** Short problem **
Retype the material below. Keep every word exactly as it is.

--- start Recorded information ---

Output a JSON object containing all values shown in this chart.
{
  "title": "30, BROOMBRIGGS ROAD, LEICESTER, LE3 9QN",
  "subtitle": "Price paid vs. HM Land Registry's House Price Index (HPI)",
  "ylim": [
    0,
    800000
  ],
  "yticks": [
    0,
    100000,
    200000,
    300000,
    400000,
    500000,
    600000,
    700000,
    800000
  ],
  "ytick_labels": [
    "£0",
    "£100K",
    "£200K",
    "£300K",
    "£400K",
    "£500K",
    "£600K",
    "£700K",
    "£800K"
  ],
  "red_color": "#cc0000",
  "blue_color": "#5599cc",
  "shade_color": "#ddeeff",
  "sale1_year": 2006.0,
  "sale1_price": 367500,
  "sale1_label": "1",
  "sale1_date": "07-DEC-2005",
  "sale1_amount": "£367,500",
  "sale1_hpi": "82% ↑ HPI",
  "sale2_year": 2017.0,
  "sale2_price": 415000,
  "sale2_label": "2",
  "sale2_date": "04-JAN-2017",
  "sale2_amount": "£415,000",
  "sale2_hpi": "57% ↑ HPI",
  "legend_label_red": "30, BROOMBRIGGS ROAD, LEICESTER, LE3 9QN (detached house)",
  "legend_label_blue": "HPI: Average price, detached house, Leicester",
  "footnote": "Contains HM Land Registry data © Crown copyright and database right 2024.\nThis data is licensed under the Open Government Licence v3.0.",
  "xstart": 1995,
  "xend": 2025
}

--- end Recorded information ---

** Full solution **
Output a JSON object containing all values shown in this chart.
{
  "title": "30, BROOMBRIGGS ROAD, LEICESTER, LE3 9QN",
  "subtitle": "Price paid vs. HM Land Registry's House Price Index (HPI)",
  "ylim": [
    0,
    800000
  ],
  "yticks": [
    0,
    100000,
    200000,
    300000,
    400000,
    500000,
    600000,
    700000,
    800000
  ],
  "ytick_labels": [
    "£0",
    "£100K",
    "£200K",
    "£300K",
    "£400K",
    "£500K",
    "£600K",
    "£700K",
    "£800K"
  ],
  "red_color": "#cc0000",
  "blue_color": "#5599cc",
  "shade_color": "#ddeeff",
  "sale1_year": 2006.0,
  "sale1_price": 367500,
  "sale1_label": "1",
  "sale1_date": "07-DEC-2005",
  "sale1_amount": "£367,500",
  "sale1_hpi": "82% ↑ HPI",
  "sale2_year": 2017.0,
  "sale2_price": 415000,
  "sale2_label": "2",
  "sale2_date": "04-JAN-2017",
  "sale2_amount": "£415,000",
  "sale2_hpi": "57% ↑ HPI",
  "legend_label_red": "30, BROOMBRIGGS ROAD, LEICESTER, LE3 9QN (detached house)",
  "legend_label_blue": "HPI: Average price, detached house, Leicester",
  "footnote": "Contains HM Land Registry data © Crown copyright and database right 2024.\nThis data is licensed under the Open Government Licence v3.0.",
  "xstart": 1995,
  "xend": 2025
}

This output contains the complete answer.